Identify each line containing the word "these" and copy it.

(Saved data entries)
-- start --

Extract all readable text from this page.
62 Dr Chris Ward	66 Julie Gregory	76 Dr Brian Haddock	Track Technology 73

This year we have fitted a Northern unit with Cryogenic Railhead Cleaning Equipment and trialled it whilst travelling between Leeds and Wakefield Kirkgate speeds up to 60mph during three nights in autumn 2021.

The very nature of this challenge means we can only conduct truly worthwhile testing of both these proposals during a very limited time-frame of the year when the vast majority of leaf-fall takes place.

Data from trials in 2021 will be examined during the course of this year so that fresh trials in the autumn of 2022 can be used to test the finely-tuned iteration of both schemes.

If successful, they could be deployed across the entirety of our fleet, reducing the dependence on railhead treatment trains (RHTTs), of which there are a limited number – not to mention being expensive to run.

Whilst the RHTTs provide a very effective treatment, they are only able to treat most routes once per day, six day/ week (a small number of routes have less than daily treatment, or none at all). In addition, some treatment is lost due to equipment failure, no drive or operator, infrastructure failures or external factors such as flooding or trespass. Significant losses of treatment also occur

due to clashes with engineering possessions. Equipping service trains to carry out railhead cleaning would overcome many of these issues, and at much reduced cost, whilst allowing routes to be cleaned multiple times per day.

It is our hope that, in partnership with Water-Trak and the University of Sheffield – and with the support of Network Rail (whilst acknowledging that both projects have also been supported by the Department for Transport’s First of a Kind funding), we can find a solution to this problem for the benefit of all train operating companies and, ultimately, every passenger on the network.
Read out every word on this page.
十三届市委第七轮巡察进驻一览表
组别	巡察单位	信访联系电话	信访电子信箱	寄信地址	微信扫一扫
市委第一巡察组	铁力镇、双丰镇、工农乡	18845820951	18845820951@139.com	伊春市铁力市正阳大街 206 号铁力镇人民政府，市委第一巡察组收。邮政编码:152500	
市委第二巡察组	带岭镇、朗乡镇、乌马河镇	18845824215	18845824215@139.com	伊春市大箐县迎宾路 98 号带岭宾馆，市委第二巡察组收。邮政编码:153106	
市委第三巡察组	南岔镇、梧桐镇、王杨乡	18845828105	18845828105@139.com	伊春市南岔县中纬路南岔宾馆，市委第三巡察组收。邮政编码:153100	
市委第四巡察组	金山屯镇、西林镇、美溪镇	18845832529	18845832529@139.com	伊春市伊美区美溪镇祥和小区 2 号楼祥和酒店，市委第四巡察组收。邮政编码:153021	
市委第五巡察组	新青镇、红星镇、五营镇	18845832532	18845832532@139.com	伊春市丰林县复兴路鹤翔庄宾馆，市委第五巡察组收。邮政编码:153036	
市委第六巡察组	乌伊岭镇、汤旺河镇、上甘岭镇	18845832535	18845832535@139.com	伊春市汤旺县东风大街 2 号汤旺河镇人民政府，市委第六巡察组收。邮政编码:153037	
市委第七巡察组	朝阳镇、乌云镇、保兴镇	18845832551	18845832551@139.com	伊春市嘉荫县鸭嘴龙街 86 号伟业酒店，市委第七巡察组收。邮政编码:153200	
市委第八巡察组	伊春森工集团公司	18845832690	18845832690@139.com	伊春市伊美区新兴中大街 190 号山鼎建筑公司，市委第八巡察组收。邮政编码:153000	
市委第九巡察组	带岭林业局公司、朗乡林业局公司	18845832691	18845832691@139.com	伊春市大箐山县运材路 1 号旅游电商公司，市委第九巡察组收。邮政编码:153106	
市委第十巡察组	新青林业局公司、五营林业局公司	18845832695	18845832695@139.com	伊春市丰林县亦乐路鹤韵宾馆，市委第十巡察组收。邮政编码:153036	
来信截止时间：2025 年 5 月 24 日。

-- end --

Output for this task »
The very nature of this challenge means we can only conduct truly worthwhile testing of both these proposals during a very limited time-frame of the year when the vast majority of leaf-fall takes place.
due to clashes with engineering possessions. Equipping service trains to carry out railhead cleaning would overcome many of these issues, and at much reduced cost, whilst allowing routes to be cleaned multiple times per day.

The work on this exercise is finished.